Start of Records

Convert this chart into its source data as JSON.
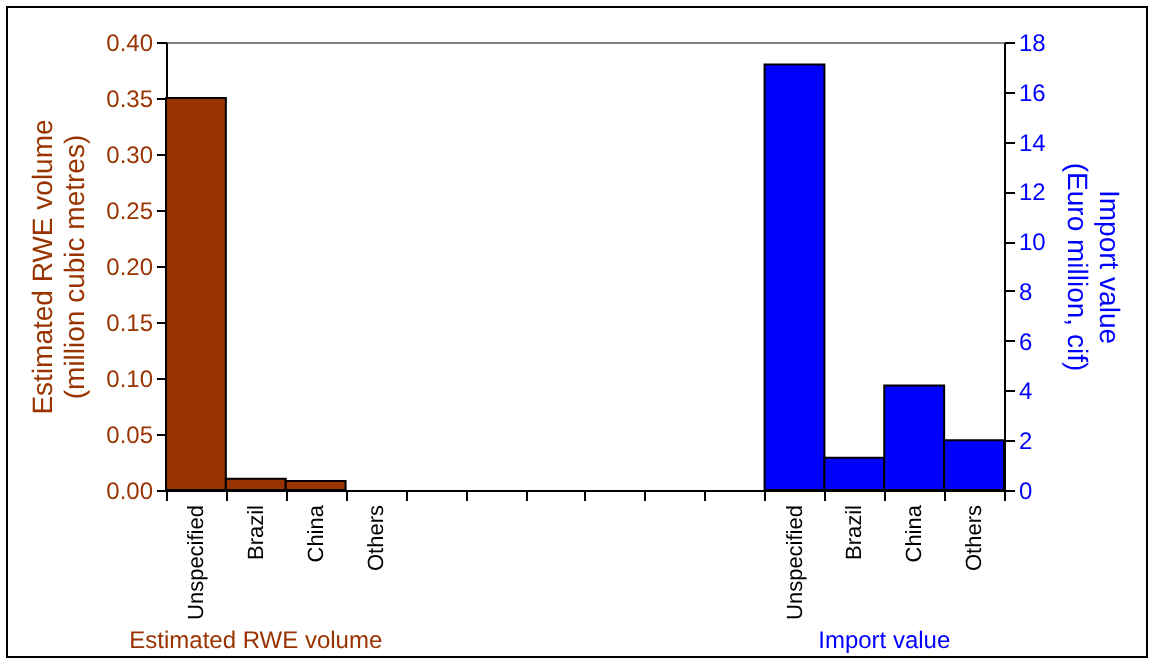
{
  "chart_data": {
    "type": "bar",
    "categories": [
      "Unspecified",
      "Brazil",
      "China",
      "Others",
      null,
      null,
      null,
      null,
      null,
      null,
      "Unspecified",
      "Brazil",
      "China",
      "Others"
    ],
    "ylabel": "Estimated RWE volume (million cubic metres)",
    "y2label": "Import value (Euro million, cif)",
    "series": [
      {
        "name": "Estimated RWE volume",
        "color": "#993300",
        "values": [
          0.35,
          0.01,
          0.008,
          null,
          null,
          null,
          null,
          null,
          null,
          null,
          null,
          null,
          null,
          null
        ]
      },
      {
        "name": "Import value",
        "color": "#0000ff",
        "axis": "y2",
        "values": [
          null,
          null,
          null,
          null,
          null,
          null,
          null,
          null,
          null,
          null,
          17.1,
          1.3,
          4.2,
          2.0
        ]
      }
    ],
    "ylim": [
      0,
      0.4
    ],
    "yticks": [
      {
        "value": 0,
        "label": "0.00"
      },
      {
        "value": 0.05,
        "label": "0.05"
      },
      {
        "value": 0.1,
        "label": "0.10"
      },
      {
        "value": 0.15,
        "label": "0.15"
      },
      {
        "value": 0.2,
        "label": "0.20"
      },
      {
        "value": 0.25,
        "label": "0.25"
      },
      {
        "value": 0.3,
        "label": "0.30"
      },
      {
        "value": 0.35,
        "label": "0.35"
      },
      {
        "value": 0.4,
        "label": "0.40"
      }
    ],
    "y2lim": [
      0,
      18
    ],
    "y2ticks": [
      0,
      2,
      4,
      6,
      8,
      10,
      12,
      14,
      16,
      18
    ],
    "grid": false
  }
}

End of Records

- [To do]: None of the pictures should appear; repeat the records exactly otherwise.

- [Response]:
Convert this chart into its source data as JSON.
{
  "chart_data": {
    "type": "bar",
    "categories": [
      "Unspecified",
      "Brazil",
      "China",
      "Others",
      null,
      null,
      null,
      null,
      null,
      null,
      "Unspecified",
      "Brazil",
      "China",
      "Others"
    ],
    "ylabel": "Estimated RWE volume (million cubic metres)",
    "y2label": "Import value (Euro million, cif)",
    "series": [
      {
        "name": "Estimated RWE volume",
        "color": "#993300",
        "values": [
          0.35,
          0.01,
          0.008,
          null,
          null,
          null,
          null,
          null,
          null,
          null,
          null,
          null,
          null,
          null
        ]
      },
      {
        "name": "Import value",
        "color": "#0000ff",
        "axis": "y2",
        "values": [
          null,
          null,
          null,
          null,
          null,
          null,
          null,
          null,
          null,
          null,
          17.1,
          1.3,
          4.2,
          2.0
        ]
      }
    ],
    "ylim": [
      0,
      0.4
    ],
    "yticks": [
      {
        "value": 0,
        "label": "0.00"
      },
      {
        "value": 0.05,
        "label": "0.05"
      },
      {
        "value": 0.1,
        "label": "0.10"
      },
      {
        "value": 0.15,
        "label": "0.15"
      },
      {
        "value": 0.2,
        "label": "0.20"
      },
      {
        "value": 0.25,
        "label": "0.25"
      },
      {
        "value": 0.3,
        "label": "0.30"
      },
      {
        "value": 0.35,
        "label": "0.35"
      },
      {
        "value": 0.4,
        "label": "0.40"
      }
    ],
    "y2lim": [
      0,
      18
    ],
    "y2ticks": [
      0,
      2,
      4,
      6,
      8,
      10,
      12,
      14,
      16,
      18
    ],
    "grid": false
  }
}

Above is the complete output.